== GOAL ==
Reproduce all of the material below, substituting "dropdown-arrow-icon" for every occurrence of "chevron-down-icon" and leaving everything else unchanged.

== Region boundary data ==
================

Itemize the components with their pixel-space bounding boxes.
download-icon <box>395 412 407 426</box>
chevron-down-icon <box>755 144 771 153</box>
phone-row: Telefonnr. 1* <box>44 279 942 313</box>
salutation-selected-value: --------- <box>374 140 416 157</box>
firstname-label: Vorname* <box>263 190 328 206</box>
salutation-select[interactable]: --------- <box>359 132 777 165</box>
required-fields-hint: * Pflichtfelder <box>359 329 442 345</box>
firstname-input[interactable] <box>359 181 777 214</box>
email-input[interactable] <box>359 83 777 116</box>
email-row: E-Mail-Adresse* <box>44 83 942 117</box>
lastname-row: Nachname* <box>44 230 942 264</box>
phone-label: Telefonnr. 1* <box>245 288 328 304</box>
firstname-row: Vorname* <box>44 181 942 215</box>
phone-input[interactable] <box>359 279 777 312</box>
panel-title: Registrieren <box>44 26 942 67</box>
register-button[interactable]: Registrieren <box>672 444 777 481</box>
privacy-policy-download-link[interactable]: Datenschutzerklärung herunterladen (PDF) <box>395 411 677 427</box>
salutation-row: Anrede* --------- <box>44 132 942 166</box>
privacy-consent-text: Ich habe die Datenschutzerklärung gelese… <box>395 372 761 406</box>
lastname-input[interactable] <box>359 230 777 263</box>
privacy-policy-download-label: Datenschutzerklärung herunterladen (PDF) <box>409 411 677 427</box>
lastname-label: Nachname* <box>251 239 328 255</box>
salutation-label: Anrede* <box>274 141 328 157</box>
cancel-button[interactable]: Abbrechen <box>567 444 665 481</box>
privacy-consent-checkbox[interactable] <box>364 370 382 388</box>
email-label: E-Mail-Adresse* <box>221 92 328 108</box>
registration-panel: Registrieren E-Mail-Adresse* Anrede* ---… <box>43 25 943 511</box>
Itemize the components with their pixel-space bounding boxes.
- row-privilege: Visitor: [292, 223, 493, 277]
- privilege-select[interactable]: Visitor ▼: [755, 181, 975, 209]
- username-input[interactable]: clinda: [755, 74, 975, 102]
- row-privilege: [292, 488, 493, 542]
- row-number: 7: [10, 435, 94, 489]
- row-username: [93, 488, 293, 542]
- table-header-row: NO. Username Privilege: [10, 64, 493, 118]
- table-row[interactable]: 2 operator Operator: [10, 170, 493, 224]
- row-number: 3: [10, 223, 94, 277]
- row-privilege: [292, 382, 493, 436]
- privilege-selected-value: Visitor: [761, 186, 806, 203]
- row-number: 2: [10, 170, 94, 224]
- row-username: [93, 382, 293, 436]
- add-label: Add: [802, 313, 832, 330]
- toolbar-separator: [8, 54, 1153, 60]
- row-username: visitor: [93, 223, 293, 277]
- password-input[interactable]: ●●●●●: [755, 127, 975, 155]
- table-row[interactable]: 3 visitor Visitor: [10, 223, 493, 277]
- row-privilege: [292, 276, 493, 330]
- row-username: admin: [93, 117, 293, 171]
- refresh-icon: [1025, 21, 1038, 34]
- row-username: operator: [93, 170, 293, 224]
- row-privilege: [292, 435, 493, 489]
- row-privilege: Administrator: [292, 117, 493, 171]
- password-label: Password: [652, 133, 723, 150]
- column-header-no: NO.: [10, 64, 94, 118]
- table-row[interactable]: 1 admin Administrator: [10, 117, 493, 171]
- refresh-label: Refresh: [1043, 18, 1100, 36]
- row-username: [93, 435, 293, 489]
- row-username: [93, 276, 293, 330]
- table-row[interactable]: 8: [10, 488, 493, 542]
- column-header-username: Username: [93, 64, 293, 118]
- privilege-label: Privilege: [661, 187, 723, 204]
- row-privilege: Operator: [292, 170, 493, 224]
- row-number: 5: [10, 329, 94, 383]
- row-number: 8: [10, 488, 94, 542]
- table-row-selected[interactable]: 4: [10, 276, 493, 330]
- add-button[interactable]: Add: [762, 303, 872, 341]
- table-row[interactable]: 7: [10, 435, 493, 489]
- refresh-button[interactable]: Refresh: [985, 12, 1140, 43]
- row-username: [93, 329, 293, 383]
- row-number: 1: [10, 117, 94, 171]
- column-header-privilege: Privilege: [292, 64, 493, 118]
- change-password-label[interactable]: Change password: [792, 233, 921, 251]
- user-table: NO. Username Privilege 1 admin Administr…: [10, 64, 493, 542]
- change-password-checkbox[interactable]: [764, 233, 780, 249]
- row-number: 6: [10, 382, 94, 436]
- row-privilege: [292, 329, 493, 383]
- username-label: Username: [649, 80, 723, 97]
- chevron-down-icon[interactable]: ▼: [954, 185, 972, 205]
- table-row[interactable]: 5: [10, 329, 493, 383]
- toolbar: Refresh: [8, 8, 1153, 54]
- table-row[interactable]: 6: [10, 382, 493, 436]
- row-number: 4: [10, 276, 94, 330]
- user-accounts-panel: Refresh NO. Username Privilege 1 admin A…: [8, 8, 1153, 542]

================

== EXPECTED OUTPUT ==
Itemize the components with their pixel-space bounding boxes.
download-icon <box>395 412 407 426</box>
dropdown-arrow-icon <box>755 144 771 153</box>
phone-row: Telefonnr. 1* <box>44 279 942 313</box>
salutation-selected-value: --------- <box>374 140 416 157</box>
firstname-label: Vorname* <box>263 190 328 206</box>
salutation-select[interactable]: --------- <box>359 132 777 165</box>
required-fields-hint: * Pflichtfelder <box>359 329 442 345</box>
firstname-input[interactable] <box>359 181 777 214</box>
email-input[interactable] <box>359 83 777 116</box>
email-row: E-Mail-Adresse* <box>44 83 942 117</box>
lastname-row: Nachname* <box>44 230 942 264</box>
phone-label: Telefonnr. 1* <box>245 288 328 304</box>
firstname-row: Vorname* <box>44 181 942 215</box>
phone-input[interactable] <box>359 279 777 312</box>
panel-title: Registrieren <box>44 26 942 67</box>
register-button[interactable]: Registrieren <box>672 444 777 481</box>
privacy-policy-download-link[interactable]: Datenschutzerklärung herunterladen (PDF) <box>395 411 677 427</box>
salutation-row: Anrede* --------- <box>44 132 942 166</box>
privacy-consent-text: Ich habe die Datenschutzerklärung gelese… <box>395 372 761 406</box>
lastname-input[interactable] <box>359 230 777 263</box>
privacy-policy-download-label: Datenschutzerklärung herunterladen (PDF) <box>409 411 677 427</box>
lastname-label: Nachname* <box>251 239 328 255</box>
salutation-label: Anrede* <box>274 141 328 157</box>
cancel-button[interactable]: Abbrechen <box>567 444 665 481</box>
privacy-consent-checkbox[interactable] <box>364 370 382 388</box>
email-label: E-Mail-Adresse* <box>221 92 328 108</box>
registration-panel: Registrieren E-Mail-Adresse* Anrede* ---… <box>43 25 943 511</box>
Itemize the components with their pixel-space bounding boxes.
- row-privilege: Visitor: [292, 223, 493, 277]
- privilege-select[interactable]: Visitor ▼: [755, 181, 975, 209]
- username-input[interactable]: clinda: [755, 74, 975, 102]
- row-privilege: [292, 488, 493, 542]
- row-number: 7: [10, 435, 94, 489]
- row-username: [93, 488, 293, 542]
- table-header-row: NO. Username Privilege: [10, 64, 493, 118]
- table-row[interactable]: 2 operator Operator: [10, 170, 493, 224]
- row-number: 3: [10, 223, 94, 277]
- row-privilege: [292, 382, 493, 436]
- privilege-selected-value: Visitor: [761, 186, 806, 203]
- row-number: 2: [10, 170, 94, 224]
- row-username: [93, 382, 293, 436]
- add-label: Add: [802, 313, 832, 330]
- toolbar-separator: [8, 54, 1153, 60]
- row-username: visitor: [93, 223, 293, 277]
- password-input[interactable]: ●●●●●: [755, 127, 975, 155]
- table-row[interactable]: 3 visitor Visitor: [10, 223, 493, 277]
- row-privilege: [292, 276, 493, 330]
- row-username: admin: [93, 117, 293, 171]
- refresh-icon: [1025, 21, 1038, 34]
- row-username: operator: [93, 170, 293, 224]
- row-privilege: [292, 435, 493, 489]
- row-privilege: Administrator: [292, 117, 493, 171]
- password-label: Password: [652, 133, 723, 150]
- column-header-no: NO.: [10, 64, 94, 118]
- table-row[interactable]: 1 admin Administrator: [10, 117, 493, 171]
- refresh-label: Refresh: [1043, 18, 1100, 36]
- row-username: [93, 435, 293, 489]
- row-username: [93, 276, 293, 330]
- table-row[interactable]: 8: [10, 488, 493, 542]
- column-header-username: Username: [93, 64, 293, 118]
- privilege-label: Privilege: [661, 187, 723, 204]
- row-privilege: Operator: [292, 170, 493, 224]
- row-number: 5: [10, 329, 94, 383]
- row-number: 8: [10, 488, 94, 542]
- table-row-selected[interactable]: 4: [10, 276, 493, 330]
- add-button[interactable]: Add: [762, 303, 872, 341]
- table-row[interactable]: 7: [10, 435, 493, 489]
- refresh-button[interactable]: Refresh: [985, 12, 1140, 43]
- row-username: [93, 329, 293, 383]
- row-number: 1: [10, 117, 94, 171]
- column-header-privilege: Privilege: [292, 64, 493, 118]
- change-password-label[interactable]: Change password: [792, 233, 921, 251]
- user-table: NO. Username Privilege 1 admin Administr…: [10, 64, 493, 542]
- change-password-checkbox[interactable]: [764, 233, 780, 249]
- row-number: 6: [10, 382, 94, 436]
- row-privilege: [292, 329, 493, 383]
- username-label: Username: [649, 80, 723, 97]
- dropdown-arrow-icon[interactable]: ▼: [954, 185, 972, 205]
- table-row[interactable]: 5: [10, 329, 493, 383]
- toolbar: Refresh: [8, 8, 1153, 54]
- table-row[interactable]: 6: [10, 382, 493, 436]
- row-number: 4: [10, 276, 94, 330]
- user-accounts-panel: Refresh NO. Username Privilege 1 admin A…: [8, 8, 1153, 542]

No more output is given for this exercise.